◆ AIM ◆
Go through the material below and copy each line where the word "electroforético" appears.

┏━━

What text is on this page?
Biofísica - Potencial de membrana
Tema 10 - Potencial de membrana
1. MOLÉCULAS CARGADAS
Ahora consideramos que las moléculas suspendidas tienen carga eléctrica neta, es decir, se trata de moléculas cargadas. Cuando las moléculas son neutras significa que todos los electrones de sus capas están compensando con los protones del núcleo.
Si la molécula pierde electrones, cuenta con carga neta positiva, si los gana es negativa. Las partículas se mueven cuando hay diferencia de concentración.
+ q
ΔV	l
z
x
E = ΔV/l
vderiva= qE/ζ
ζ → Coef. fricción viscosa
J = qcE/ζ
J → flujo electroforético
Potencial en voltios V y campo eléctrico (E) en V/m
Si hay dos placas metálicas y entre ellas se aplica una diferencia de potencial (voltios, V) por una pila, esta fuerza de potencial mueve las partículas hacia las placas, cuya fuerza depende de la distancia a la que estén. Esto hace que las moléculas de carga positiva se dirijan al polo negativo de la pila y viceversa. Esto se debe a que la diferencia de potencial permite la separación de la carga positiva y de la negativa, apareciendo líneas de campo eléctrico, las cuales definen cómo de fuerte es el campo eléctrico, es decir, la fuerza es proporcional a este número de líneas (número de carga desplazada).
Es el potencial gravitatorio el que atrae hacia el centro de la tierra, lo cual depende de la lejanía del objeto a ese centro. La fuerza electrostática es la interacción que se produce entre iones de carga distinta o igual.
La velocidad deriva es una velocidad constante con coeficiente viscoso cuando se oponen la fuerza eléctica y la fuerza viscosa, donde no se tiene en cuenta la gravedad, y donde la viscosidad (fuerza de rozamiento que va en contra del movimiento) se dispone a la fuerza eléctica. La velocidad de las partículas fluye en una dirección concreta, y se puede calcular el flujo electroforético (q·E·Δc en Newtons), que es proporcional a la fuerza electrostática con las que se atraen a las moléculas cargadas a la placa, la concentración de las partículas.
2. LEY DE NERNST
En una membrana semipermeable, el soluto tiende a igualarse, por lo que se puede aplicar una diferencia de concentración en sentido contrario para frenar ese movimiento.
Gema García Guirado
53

┗━━

◆ SOLUTION FOR THIS TASK ◆
J → flujo electroforético
La velocidad deriva es una velocidad constante con coeficiente viscoso cuando se oponen la fuerza eléctica y la fuerza viscosa, donde no se tiene en cuenta la gravedad, y donde la viscosidad (fuerza de rozamiento que va en contra del movimiento) se dispone a la fuerza eléctica. La velocidad de las partículas fluye en una dirección concreta, y se puede calcular el flujo electroforético (q·E·Δc en Newtons), que es proporcional a la fuerza electrostática con las que se atraen a las moléculas cargadas a la placa, la concentración de las partículas.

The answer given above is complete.